— BEGIN RECORDS SHOWN —

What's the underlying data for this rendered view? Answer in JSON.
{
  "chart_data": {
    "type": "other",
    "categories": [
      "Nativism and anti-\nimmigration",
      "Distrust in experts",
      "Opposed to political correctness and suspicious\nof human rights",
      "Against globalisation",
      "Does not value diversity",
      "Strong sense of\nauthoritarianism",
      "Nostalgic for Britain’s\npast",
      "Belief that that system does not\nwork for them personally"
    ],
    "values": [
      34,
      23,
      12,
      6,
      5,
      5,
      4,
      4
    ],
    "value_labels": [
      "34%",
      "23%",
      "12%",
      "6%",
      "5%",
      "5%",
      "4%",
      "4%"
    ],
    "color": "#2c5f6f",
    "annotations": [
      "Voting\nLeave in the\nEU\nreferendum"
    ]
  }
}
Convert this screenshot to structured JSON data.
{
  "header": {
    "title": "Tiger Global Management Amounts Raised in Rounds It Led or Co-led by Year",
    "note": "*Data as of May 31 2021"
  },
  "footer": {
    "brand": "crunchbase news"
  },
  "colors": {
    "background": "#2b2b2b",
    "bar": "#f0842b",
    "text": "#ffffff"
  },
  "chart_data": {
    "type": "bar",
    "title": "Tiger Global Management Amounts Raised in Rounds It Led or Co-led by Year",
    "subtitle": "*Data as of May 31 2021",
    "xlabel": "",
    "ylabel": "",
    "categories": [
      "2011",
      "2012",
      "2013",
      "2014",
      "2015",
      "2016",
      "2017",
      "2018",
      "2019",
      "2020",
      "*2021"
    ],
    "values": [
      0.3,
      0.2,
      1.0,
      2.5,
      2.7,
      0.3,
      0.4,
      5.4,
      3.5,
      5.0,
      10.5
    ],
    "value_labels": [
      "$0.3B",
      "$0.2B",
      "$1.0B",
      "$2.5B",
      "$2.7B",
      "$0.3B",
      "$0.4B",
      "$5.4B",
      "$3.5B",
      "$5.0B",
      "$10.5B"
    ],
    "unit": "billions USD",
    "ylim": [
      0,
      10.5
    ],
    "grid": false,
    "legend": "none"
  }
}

— END RECORDS SHOWN —

• WRITTEN REQUEST:
Quote every entry exactly.

• TASK SOLUTION:
What's the underlying data for this rendered view? Answer in JSON.
{
  "chart_data": {
    "type": "other",
    "categories": [
      "Nativism and anti-\nimmigration",
      "Distrust in experts",
      "Opposed to political correctness and suspicious\nof human rights",
      "Against globalisation",
      "Does not value diversity",
      "Strong sense of\nauthoritarianism",
      "Nostalgic for Britain’s\npast",
      "Belief that that system does not\nwork for them personally"
    ],
    "values": [
      34,
      23,
      12,
      6,
      5,
      5,
      4,
      4
    ],
    "value_labels": [
      "34%",
      "23%",
      "12%",
      "6%",
      "5%",
      "5%",
      "4%",
      "4%"
    ],
    "color": "#2c5f6f",
    "annotations": [
      "Voting\nLeave in the\nEU\nreferendum"
    ]
  }
}
Convert this screenshot to structured JSON data.
{
  "header": {
    "title": "Tiger Global Management Amounts Raised in Rounds It Led or Co-led by Year",
    "note": "*Data as of May 31 2021"
  },
  "footer": {
    "brand": "crunchbase news"
  },
  "colors": {
    "background": "#2b2b2b",
    "bar": "#f0842b",
    "text": "#ffffff"
  },
  "chart_data": {
    "type": "bar",
    "title": "Tiger Global Management Amounts Raised in Rounds It Led or Co-led by Year",
    "subtitle": "*Data as of May 31 2021",
    "xlabel": "",
    "ylabel": "",
    "categories": [
      "2011",
      "2012",
      "2013",
      "2014",
      "2015",
      "2016",
      "2017",
      "2018",
      "2019",
      "2020",
      "*2021"
    ],
    "values": [
      0.3,
      0.2,
      1.0,
      2.5,
      2.7,
      0.3,
      0.4,
      5.4,
      3.5,
      5.0,
      10.5
    ],
    "value_labels": [
      "$0.3B",
      "$0.2B",
      "$1.0B",
      "$2.5B",
      "$2.7B",
      "$0.3B",
      "$0.4B",
      "$5.4B",
      "$3.5B",
      "$5.0B",
      "$10.5B"
    ],
    "unit": "billions USD",
    "ylim": [
      0,
      10.5
    ],
    "grid": false,
    "legend": "none"
  }
}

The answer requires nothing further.